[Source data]
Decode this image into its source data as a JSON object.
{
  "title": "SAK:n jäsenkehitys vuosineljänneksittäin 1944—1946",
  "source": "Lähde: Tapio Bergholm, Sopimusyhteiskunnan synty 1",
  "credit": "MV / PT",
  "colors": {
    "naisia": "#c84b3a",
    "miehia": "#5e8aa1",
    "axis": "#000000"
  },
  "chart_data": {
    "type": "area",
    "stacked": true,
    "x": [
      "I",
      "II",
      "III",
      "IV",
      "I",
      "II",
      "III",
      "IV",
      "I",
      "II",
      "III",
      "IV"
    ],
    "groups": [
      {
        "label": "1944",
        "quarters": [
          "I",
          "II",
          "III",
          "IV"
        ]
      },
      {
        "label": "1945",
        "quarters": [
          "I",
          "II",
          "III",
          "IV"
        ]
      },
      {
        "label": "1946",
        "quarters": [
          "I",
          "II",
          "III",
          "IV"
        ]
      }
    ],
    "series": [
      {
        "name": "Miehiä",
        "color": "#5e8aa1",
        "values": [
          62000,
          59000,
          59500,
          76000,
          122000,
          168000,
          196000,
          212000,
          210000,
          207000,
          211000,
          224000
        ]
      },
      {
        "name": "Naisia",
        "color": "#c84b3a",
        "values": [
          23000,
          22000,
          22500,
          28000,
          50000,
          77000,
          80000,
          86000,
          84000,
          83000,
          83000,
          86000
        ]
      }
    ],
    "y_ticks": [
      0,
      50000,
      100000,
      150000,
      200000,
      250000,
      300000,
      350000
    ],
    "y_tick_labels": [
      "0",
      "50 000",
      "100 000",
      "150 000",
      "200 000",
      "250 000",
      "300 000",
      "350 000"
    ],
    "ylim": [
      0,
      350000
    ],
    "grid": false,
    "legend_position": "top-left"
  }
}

[Exercise task] Transcribe the full listing above without leaving anything out.

[Task output]
Decode this image into its source data as a JSON object.
{
  "title": "SAK:n jäsenkehitys vuosineljänneksittäin 1944—1946",
  "source": "Lähde: Tapio Bergholm, Sopimusyhteiskunnan synty 1",
  "credit": "MV / PT",
  "colors": {
    "naisia": "#c84b3a",
    "miehia": "#5e8aa1",
    "axis": "#000000"
  },
  "chart_data": {
    "type": "area",
    "stacked": true,
    "x": [
      "I",
      "II",
      "III",
      "IV",
      "I",
      "II",
      "III",
      "IV",
      "I",
      "II",
      "III",
      "IV"
    ],
    "groups": [
      {
        "label": "1944",
        "quarters": [
          "I",
          "II",
          "III",
          "IV"
        ]
      },
      {
        "label": "1945",
        "quarters": [
          "I",
          "II",
          "III",
          "IV"
        ]
      },
      {
        "label": "1946",
        "quarters": [
          "I",
          "II",
          "III",
          "IV"
        ]
      }
    ],
    "series": [
      {
        "name": "Miehiä",
        "color": "#5e8aa1",
        "values": [
          62000,
          59000,
          59500,
          76000,
          122000,
          168000,
          196000,
          212000,
          210000,
          207000,
          211000,
          224000
        ]
      },
      {
        "name": "Naisia",
        "color": "#c84b3a",
        "values": [
          23000,
          22000,
          22500,
          28000,
          50000,
          77000,
          80000,
          86000,
          84000,
          83000,
          83000,
          86000
        ]
      }
    ],
    "y_ticks": [
      0,
      50000,
      100000,
      150000,
      200000,
      250000,
      300000,
      350000
    ],
    "y_tick_labels": [
      "0",
      "50 000",
      "100 000",
      "150 000",
      "200 000",
      "250 000",
      "300 000",
      "350 000"
    ],
    "ylim": [
      0,
      350000
    ],
    "grid": false,
    "legend_position": "top-left"
  }
}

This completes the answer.